- Required tasks:
**1)** From the review of LCD Soundsystem's final show, write out the passage starting at "LCD Soundsystem, Liquid" and ending at "Madison Square Garden.".
**2)** In the review of LCD Soundsystem's final show, James Murphy wipes his cheek during "Someone Great." Why does the review say it could have been either crying or sweating?

- Excerpt:
***
Got three hours and 41 minutes?
LCD Soundsystem, Liquid Liquid
Saturday, April 2
Madison Square Garden
Better Than: Seeing the Strokes there on Friday.
Midway through the evocative “Someone Great,” James Murphy wiped his cheek with his hand. Maybe he was crying. Or maybe he was sweating. It could have been either; both tears and perspiration were prevalent throughout LCD Soundsystem’s final show at Madison Square Garden.
The show began a few minutes after nine, with frontman Murphy and his band, dressed strictly in black and white, walking out onto the stage to 10cc’s “I’m Not In Love.” The lyrics cooed, “It’s just a silly phase I’m going through”–was Murphy trying to make this break-up easier for the both of us by reducing a decade’s worth of post-punk perfection to a “silly phase?”
***
Raw records:
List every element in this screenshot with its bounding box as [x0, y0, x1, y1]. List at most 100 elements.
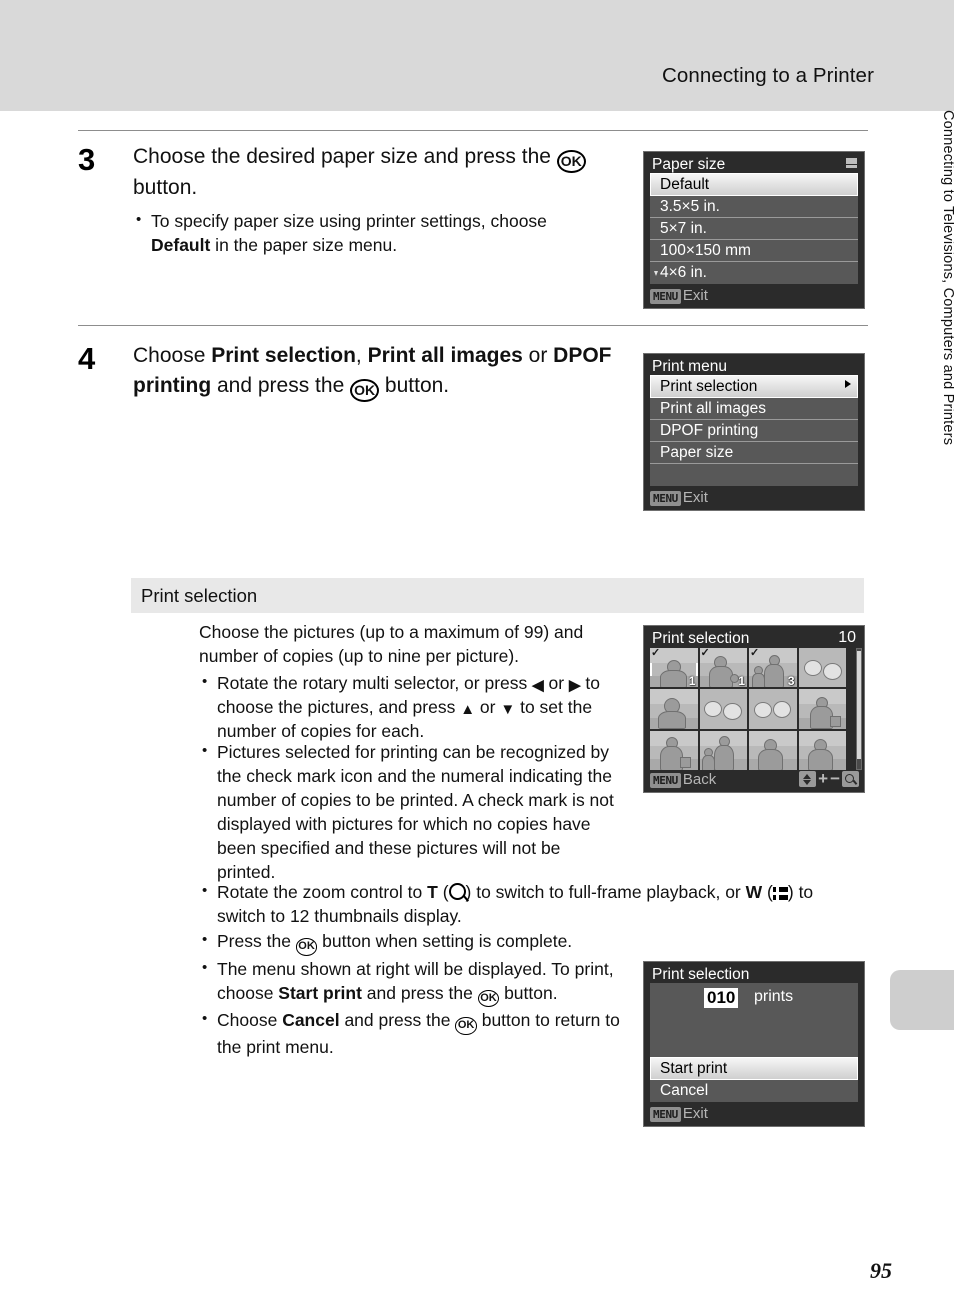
screen-paper-size-title: Paper size [644, 152, 864, 173]
section-bullet-4: Press the OK button when setting is comp… [199, 928, 637, 956]
thumbnail-4[interactable] [798, 648, 846, 688]
paper-size-option-5x7[interactable]: 5×7 in. [650, 218, 858, 240]
divider-between-steps [78, 325, 868, 326]
side-tab-label: Connecting to Televisions, Computers and… [940, 110, 954, 446]
step-4-heading-text-4: and press the [211, 374, 351, 397]
bullet-6-bold-cancel: Cancel [282, 1010, 340, 1030]
screen-confirm-footer: MENU Exit [644, 1102, 864, 1126]
screen-print-selection-title-text: Print selection [652, 630, 750, 647]
thumbnail-8[interactable] [798, 689, 846, 729]
screen-print-menu: Print menu Print selection Print all ima… [643, 353, 865, 511]
screen-confirm-title-text: Print selection [652, 966, 750, 983]
screen-print-selection-title: Print selection 10 [644, 626, 864, 647]
section-bullet-list-bottom: Pictures selected for printing can be re… [199, 739, 859, 885]
step-3-heading: Choose the desired paper size and press … [133, 142, 603, 203]
zoom-w-label: W [745, 882, 763, 902]
thumbnail-5[interactable] [650, 689, 698, 729]
step-3-heading-text-2: button. [133, 176, 198, 199]
bullet-3-text-3: ) to switch to full-frame playback, or [465, 882, 746, 902]
confirm-exit-label[interactable]: Exit [683, 1105, 708, 1122]
confirm-option-cancel[interactable]: Cancel [650, 1080, 858, 1102]
thumbnail-2[interactable]: ✓ 1 [699, 648, 747, 688]
screen-confirm-list: Start print Cancel [650, 1057, 858, 1102]
thumbnail-6[interactable] [699, 689, 747, 729]
print-menu-option-print-selection[interactable]: Print selection [650, 375, 858, 398]
bullet-6-text-2: and press the [339, 1010, 456, 1030]
bullet-3-text-2: ( [437, 882, 449, 902]
bullet-1-text-2: or [543, 673, 569, 693]
print-selection-count: 10 [838, 629, 856, 646]
prints-count-area: 010 prints [650, 983, 858, 1057]
menu-badge-icon: MENU [650, 491, 681, 506]
thumbnail-2-copies: 1 [738, 674, 745, 688]
arrow-down-icon: ▼ [500, 701, 516, 718]
print-menu-empty-row [650, 464, 858, 486]
step-3-bullet-1-text-1: To specify paper size using printer sett… [151, 211, 547, 231]
step-4-number: 4 [78, 341, 96, 376]
step-3-bullet-1: To specify paper size using printer sett… [133, 208, 603, 257]
thumbnail-1[interactable]: ✓ 1 [650, 648, 698, 688]
paper-size-exit-label[interactable]: Exit [683, 287, 708, 304]
scroll-marker-icon [654, 271, 658, 276]
check-mark-icon: ✓ [651, 648, 661, 659]
chevron-right-icon [845, 380, 851, 388]
thumbnail-1-copies: 1 [688, 674, 696, 688]
page-number: 95 [870, 1258, 892, 1283]
zoom-t-label: T [427, 882, 438, 902]
paper-size-option-default[interactable]: Default [650, 173, 858, 196]
section-bullet-5: The menu shown at right will be displaye… [199, 956, 637, 1007]
paper-size-option-3.5x5[interactable]: 3.5×5 in. [650, 196, 858, 218]
paper-size-option-100x150[interactable]: 100×150 mm [650, 240, 858, 262]
screen-print-selection-confirm: Print selection 010 prints Start print C… [643, 961, 865, 1127]
step-3-body: Choose the desired paper size and press … [133, 142, 603, 258]
page-header-title: Connecting to a Printer [662, 64, 874, 87]
step-4-body: Choose Print selection, Print all images… [133, 341, 613, 402]
step-4-heading: Choose Print selection, Print all images… [133, 341, 613, 402]
thumbnail-7[interactable] [749, 689, 797, 729]
confirm-option-start-print[interactable]: Start print [650, 1057, 858, 1080]
section-bullet-6: Choose Cancel and press the OK button to… [199, 1007, 637, 1059]
print-menu-option-paper-size[interactable]: Paper size [650, 442, 858, 464]
bullet-list-continued: Pictures selected for printing can be re… [199, 739, 859, 884]
step-4-bold-print-selection: Print selection [211, 344, 356, 367]
page-header-band [0, 0, 954, 111]
section-bullet-list-top: Rotate the rotary multi selector, or pre… [199, 670, 619, 743]
print-menu-option-dpof-printing[interactable]: DPOF printing [650, 420, 858, 442]
thumbnail-3-copies: 3 [787, 674, 795, 688]
step-4-heading-text-2: , [355, 344, 368, 367]
screen-print-menu-title: Print menu [644, 354, 864, 375]
paper-size-option-4x6[interactable]: 4×6 in. [650, 262, 858, 284]
arrow-right-icon: ▶ [568, 677, 581, 694]
section-bullet-2: Pictures selected for printing can be re… [199, 739, 617, 884]
screen-print-menu-list: Print selection Print all images DPOF pr… [650, 375, 858, 486]
ok-button-icon: OK [556, 149, 586, 173]
check-mark-icon: ✓ [750, 648, 760, 659]
bullet-3-text-4: ( [762, 882, 773, 902]
step-4-heading-text-5: button. [379, 374, 450, 397]
print-menu-exit-label[interactable]: Exit [683, 489, 708, 506]
screen-confirm-title: Print selection [644, 962, 864, 983]
screen-paper-size-footer: MENU Exit [644, 284, 864, 308]
step-3-bullet-1-bold: Default [151, 235, 211, 255]
print-menu-option-print-selection-label: Print selection [660, 378, 758, 395]
screen-paper-size-title-text: Paper size [652, 156, 726, 173]
arrow-left-icon: ◀ [532, 677, 544, 694]
divider-top [78, 130, 868, 131]
bullet-4-text-1: Press the [217, 931, 296, 951]
step-3-heading-text-1: Choose the desired paper size and press … [133, 145, 557, 168]
check-mark-icon: ✓ [700, 648, 710, 659]
magnifier-icon [448, 883, 466, 900]
paper-size-option-4x6-label: 4×6 in. [660, 264, 707, 281]
step-3-number: 3 [78, 142, 96, 177]
side-tab-marker [890, 970, 954, 1030]
screen-print-menu-title-text: Print menu [652, 358, 727, 375]
bullet-6-text-1: Choose [217, 1010, 283, 1030]
print-menu-option-print-all-images[interactable]: Print all images [650, 398, 858, 420]
section-bullet-1: Rotate the rotary multi selector, or pre… [199, 670, 619, 743]
thumbnail-3[interactable]: ✓ 3 [749, 648, 797, 688]
step-3-bullet-1-text-2: in the paper size menu. [210, 235, 398, 255]
battery-icon [846, 158, 857, 168]
step-3-bullet-list: To specify paper size using printer sett… [133, 208, 603, 257]
section-intro-text: Choose the pictures (up to a maximum of … [199, 622, 584, 666]
bullet-1-text-1: Rotate the rotary multi selector, or pre… [217, 673, 533, 693]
***
- Answers below:
**1)**
LCD Soundsystem, Liquid Liquid
Saturday, April 2
Madison Square Garden
Better Than: Seeing the Strokes there on Friday.
Midway through the evocative “Someone Great,” James Murphy wiped his cheek with his hand. Maybe he was crying. Or maybe he was sweating. It could have been either; both tears and perspiration were prevalent throughout LCD Soundsystem’s final show at Madison Square Garden.

**2)** Both tears and perspiration were prevalent throughout LCD Soundsystem's final show at Madison Square Garden, so the wipe of the cheek could have come from either one.